__DIRECTIONS FOR THIS TASK__: Copy out the listing that follows, exact in every word, and skip the images.
>> Start RECORDS TO PROCESS
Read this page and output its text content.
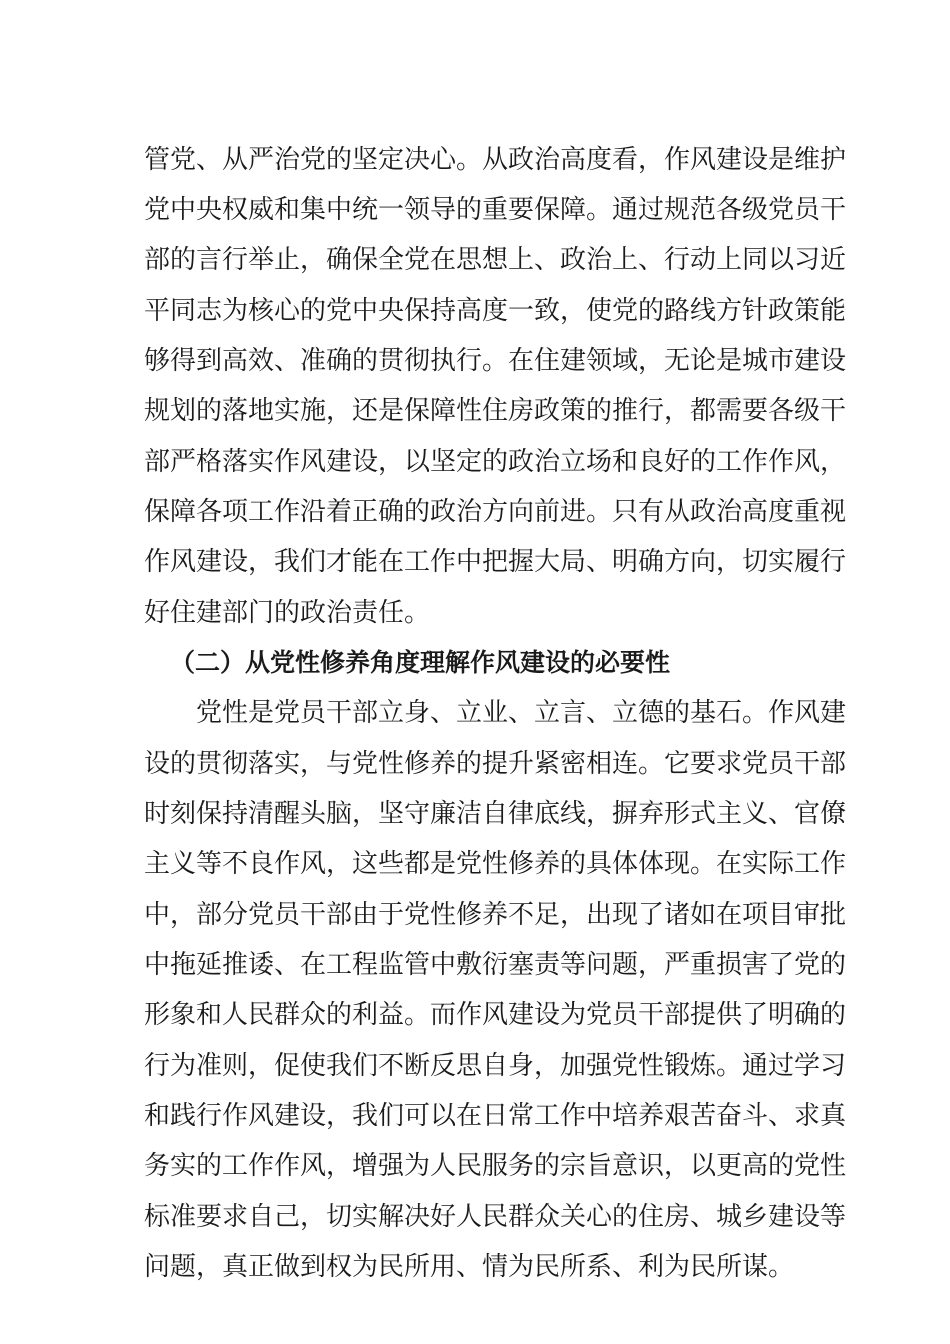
管党、从严治党的坚定决心。从政治高度看，作风建设是维护

党中央权威和集中统一领导的重要保障。通过规范各级党员干

部的言行举止，确保全党在思想上、政治上、行动上同以习近

平同志为核心的党中央保持高度一致，使党的路线方针政策能

够得到高效、准确的贯彻执行。在住建领域，无论是城市建设

规划的落地实施，还是保障性住房政策的推行，都需要各级干

部严格落实作风建设，以坚定的政治立场和良好的工作作风，

保障各项工作沿着正确的政治方向前进。只有从政治高度重视

作风建设，我们才能在工作中把握大局、明确方向，切实履行

好住建部门的政治责任。

（二）从党性修养角度理解作风建设的必要性

党性是党员干部立身、立业、立言、立德的基石。作风建

设的贯彻落实，与党性修养的提升紧密相连。它要求党员干部

时刻保持清醒头脑，坚守廉洁自律底线，摒弃形式主义、官僚

主义等不良作风，这些都是党性修养的具体体现。在实际工作

中，部分党员干部由于党性修养不足，出现了诸如在项目审批

中拖延推诿、在工程监管中敷衍塞责等问题，严重损害了党的

形象和人民群众的利益。而作风建设为党员干部提供了明确的

行为准则，促使我们不断反思自身，加强党性锻炼。通过学习

和践行作风建设，我们可以在日常工作中培养艰苦奋斗、求真

务实的工作作风，增强为人民服务的宗旨意识，以更高的党性

标准要求自己，切实解决好人民群众关心的住房、城乡建设等

问题，真正做到权为民所用、情为民所系、利为民所谋。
>> End RECORDS TO PROCESS
__SOLUTION TO THE PROBLEM__:
Read this page and output its text content.
管党、从严治党的坚定决心。从政治高度看，作风建设是维护

党中央权威和集中统一领导的重要保障。通过规范各级党员干

部的言行举止，确保全党在思想上、政治上、行动上同以习近

平同志为核心的党中央保持高度一致，使党的路线方针政策能

够得到高效、准确的贯彻执行。在住建领域，无论是城市建设

规划的落地实施，还是保障性住房政策的推行，都需要各级干

部严格落实作风建设，以坚定的政治立场和良好的工作作风，

保障各项工作沿着正确的政治方向前进。只有从政治高度重视

作风建设，我们才能在工作中把握大局、明确方向，切实履行

好住建部门的政治责任。

（二）从党性修养角度理解作风建设的必要性

党性是党员干部立身、立业、立言、立德的基石。作风建

设的贯彻落实，与党性修养的提升紧密相连。它要求党员干部

时刻保持清醒头脑，坚守廉洁自律底线，摒弃形式主义、官僚

主义等不良作风，这些都是党性修养的具体体现。在实际工作

中，部分党员干部由于党性修养不足，出现了诸如在项目审批

中拖延推诿、在工程监管中敷衍塞责等问题，严重损害了党的

形象和人民群众的利益。而作风建设为党员干部提供了明确的

行为准则，促使我们不断反思自身，加强党性锻炼。通过学习

和践行作风建设，我们可以在日常工作中培养艰苦奋斗、求真

务实的工作作风，增强为人民服务的宗旨意识，以更高的党性

标准要求自己，切实解决好人民群众关心的住房、城乡建设等

问题，真正做到权为民所用、情为民所系、利为民所谋。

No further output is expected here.